### EXERCISE DESCRIPTION:
Below are the records; locate each line with the word "через" and copy it.
## START
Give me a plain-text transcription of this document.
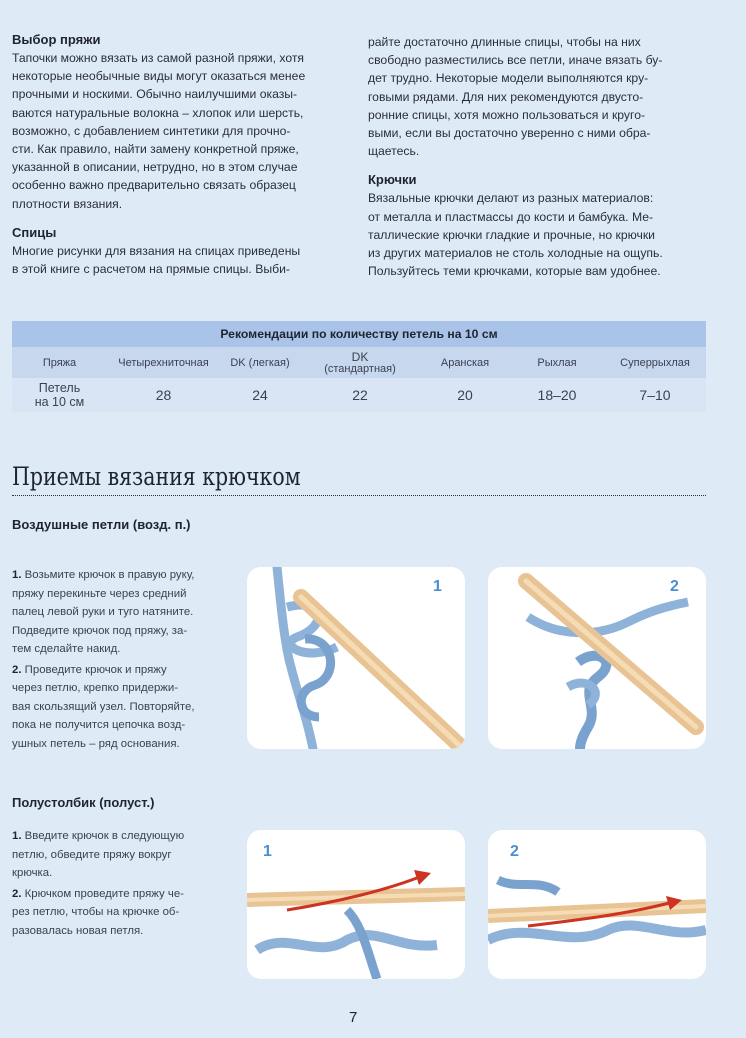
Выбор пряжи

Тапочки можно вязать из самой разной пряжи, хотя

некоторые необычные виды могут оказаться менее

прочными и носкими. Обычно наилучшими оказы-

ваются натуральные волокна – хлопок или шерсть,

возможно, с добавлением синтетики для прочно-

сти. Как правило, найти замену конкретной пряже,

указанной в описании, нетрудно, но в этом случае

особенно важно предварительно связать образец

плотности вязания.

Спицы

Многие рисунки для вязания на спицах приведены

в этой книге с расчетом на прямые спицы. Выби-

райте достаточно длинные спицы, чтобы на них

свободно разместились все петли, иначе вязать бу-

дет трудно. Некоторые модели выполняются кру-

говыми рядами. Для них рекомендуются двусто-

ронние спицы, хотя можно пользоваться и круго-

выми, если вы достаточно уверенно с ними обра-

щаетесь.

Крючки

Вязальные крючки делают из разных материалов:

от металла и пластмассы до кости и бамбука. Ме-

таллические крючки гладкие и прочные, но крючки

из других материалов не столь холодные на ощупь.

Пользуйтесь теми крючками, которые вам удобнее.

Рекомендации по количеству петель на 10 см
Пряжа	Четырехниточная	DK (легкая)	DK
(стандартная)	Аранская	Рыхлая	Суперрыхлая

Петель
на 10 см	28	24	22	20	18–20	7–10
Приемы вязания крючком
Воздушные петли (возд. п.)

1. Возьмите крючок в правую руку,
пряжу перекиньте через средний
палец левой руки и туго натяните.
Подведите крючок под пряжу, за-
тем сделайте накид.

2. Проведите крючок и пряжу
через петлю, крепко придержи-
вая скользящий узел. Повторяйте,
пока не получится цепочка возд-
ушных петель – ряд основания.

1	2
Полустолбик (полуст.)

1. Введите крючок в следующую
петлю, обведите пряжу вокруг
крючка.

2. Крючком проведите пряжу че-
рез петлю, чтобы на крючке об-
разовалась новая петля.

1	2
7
## END
### OUTPUT FOR THIS TASK:
пряжу перекиньте через средний
через петлю, крепко придержи-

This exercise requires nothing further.